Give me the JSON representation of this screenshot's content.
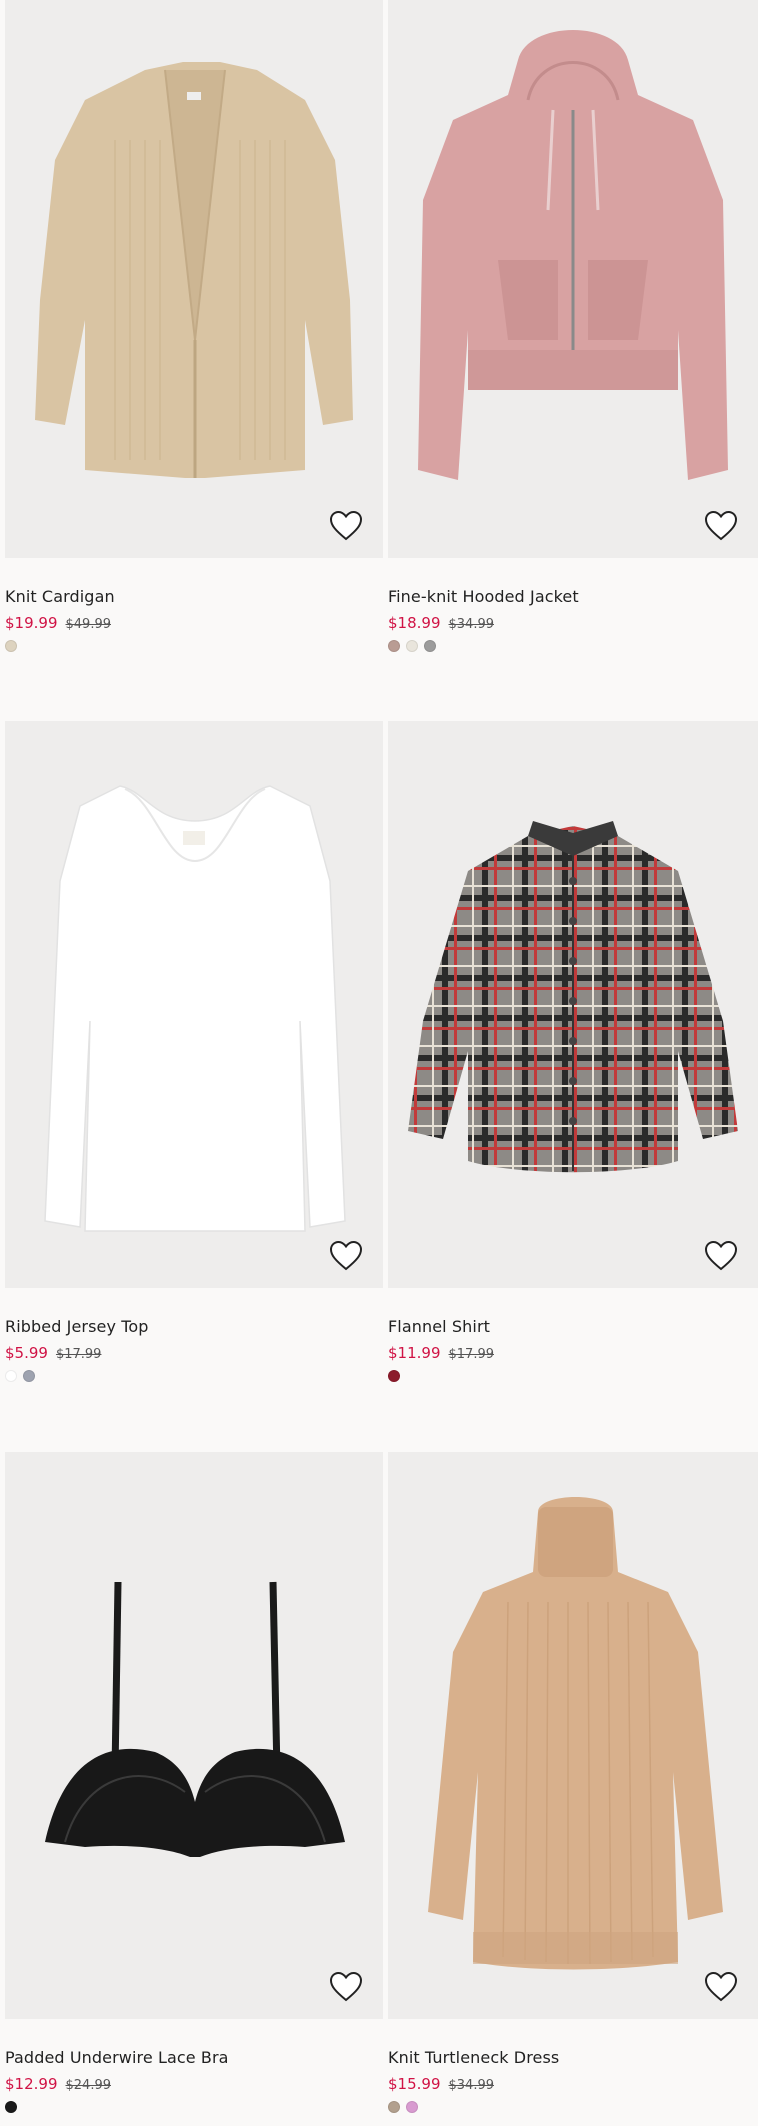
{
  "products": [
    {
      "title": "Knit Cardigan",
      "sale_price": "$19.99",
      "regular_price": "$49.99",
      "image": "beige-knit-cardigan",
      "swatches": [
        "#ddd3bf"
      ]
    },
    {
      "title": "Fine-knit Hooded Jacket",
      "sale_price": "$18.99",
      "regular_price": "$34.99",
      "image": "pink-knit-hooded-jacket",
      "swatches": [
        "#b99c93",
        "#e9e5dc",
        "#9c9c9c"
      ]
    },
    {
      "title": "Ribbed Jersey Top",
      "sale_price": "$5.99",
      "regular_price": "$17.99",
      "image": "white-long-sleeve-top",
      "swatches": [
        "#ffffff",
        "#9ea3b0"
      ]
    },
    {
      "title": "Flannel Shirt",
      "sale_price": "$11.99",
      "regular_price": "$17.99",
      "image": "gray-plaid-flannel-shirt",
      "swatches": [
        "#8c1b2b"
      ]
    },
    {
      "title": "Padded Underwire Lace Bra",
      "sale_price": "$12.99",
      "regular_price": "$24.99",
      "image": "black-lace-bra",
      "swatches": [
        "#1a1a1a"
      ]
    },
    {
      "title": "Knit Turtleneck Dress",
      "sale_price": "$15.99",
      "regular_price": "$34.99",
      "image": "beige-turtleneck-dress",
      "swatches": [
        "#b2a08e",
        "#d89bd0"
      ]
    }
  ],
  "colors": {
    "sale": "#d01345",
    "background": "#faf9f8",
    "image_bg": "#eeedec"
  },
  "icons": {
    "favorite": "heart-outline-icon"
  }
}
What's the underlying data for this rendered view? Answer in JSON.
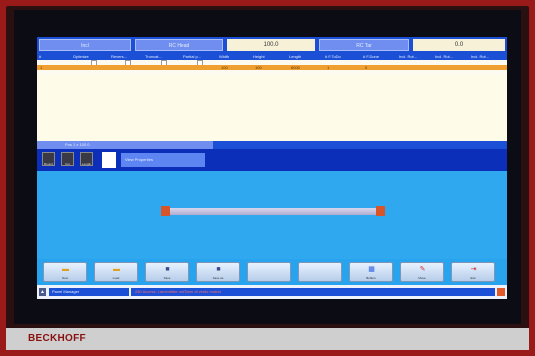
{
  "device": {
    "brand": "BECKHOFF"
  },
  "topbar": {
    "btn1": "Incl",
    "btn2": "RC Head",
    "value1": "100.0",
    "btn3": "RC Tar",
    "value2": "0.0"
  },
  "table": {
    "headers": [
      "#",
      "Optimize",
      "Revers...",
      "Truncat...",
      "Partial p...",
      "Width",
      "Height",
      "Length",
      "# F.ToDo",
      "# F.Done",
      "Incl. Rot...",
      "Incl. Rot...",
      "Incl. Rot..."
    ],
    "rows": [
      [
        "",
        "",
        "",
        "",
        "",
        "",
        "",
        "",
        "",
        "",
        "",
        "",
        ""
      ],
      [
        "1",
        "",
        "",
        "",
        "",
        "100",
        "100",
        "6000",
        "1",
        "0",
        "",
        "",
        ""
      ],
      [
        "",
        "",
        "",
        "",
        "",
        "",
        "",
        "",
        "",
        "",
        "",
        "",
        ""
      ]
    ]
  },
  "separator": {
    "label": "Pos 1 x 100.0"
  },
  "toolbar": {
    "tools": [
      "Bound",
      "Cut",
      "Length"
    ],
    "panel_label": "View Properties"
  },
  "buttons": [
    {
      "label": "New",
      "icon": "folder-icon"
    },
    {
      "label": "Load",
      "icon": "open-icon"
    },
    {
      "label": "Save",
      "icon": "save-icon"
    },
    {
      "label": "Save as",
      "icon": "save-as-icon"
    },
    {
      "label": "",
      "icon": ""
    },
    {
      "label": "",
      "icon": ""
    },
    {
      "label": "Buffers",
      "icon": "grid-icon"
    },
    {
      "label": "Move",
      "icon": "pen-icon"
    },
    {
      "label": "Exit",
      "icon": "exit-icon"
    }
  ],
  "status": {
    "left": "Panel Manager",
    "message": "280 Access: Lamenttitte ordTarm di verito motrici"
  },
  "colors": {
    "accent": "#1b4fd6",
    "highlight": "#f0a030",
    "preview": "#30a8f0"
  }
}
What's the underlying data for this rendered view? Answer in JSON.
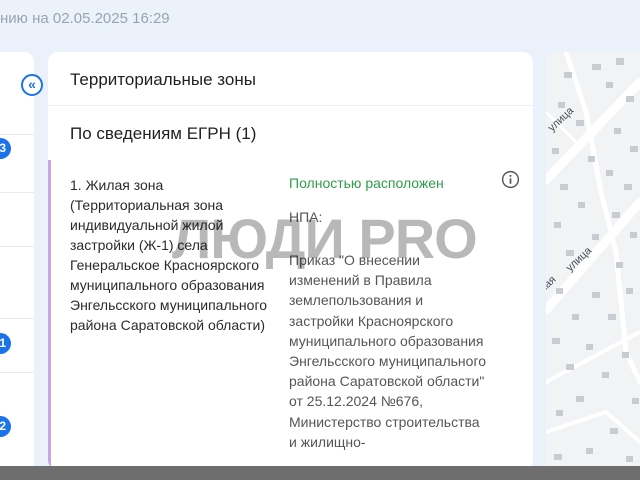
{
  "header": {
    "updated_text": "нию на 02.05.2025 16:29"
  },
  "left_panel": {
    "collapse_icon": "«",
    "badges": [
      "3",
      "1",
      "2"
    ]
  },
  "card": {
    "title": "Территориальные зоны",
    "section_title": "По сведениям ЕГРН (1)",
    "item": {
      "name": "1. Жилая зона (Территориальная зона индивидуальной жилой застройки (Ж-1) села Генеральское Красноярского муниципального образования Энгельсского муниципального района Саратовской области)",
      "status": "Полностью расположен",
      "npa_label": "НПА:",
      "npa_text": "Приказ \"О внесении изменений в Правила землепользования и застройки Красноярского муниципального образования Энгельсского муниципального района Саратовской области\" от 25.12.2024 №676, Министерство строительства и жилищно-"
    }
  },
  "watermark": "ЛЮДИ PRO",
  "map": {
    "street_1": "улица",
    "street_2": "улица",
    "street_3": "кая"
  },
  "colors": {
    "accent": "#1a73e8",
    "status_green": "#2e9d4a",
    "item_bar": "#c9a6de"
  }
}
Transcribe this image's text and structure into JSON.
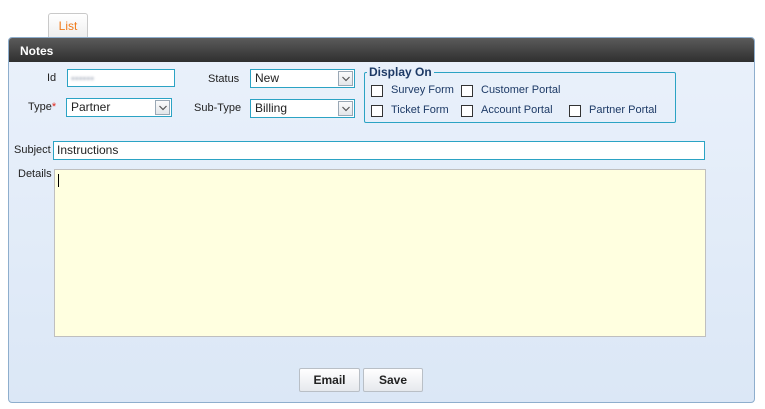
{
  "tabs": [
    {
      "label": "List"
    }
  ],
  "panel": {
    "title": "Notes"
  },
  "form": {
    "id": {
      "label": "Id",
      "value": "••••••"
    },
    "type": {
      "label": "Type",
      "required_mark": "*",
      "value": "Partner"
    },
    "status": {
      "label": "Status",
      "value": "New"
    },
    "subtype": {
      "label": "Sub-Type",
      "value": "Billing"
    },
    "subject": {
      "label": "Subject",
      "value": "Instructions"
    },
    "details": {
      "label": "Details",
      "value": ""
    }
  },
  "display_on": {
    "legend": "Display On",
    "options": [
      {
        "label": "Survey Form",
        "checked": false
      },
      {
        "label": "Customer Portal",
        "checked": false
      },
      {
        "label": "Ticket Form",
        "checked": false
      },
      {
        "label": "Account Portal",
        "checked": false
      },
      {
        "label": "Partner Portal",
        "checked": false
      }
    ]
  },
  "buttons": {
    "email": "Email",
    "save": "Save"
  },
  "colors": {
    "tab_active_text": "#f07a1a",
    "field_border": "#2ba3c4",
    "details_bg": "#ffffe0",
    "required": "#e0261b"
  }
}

- **Work to be completed**
Take each line containing the string "Partner" and copy it out.

- **Response below**
      "value": "Partner"
        "label": "Partner Portal",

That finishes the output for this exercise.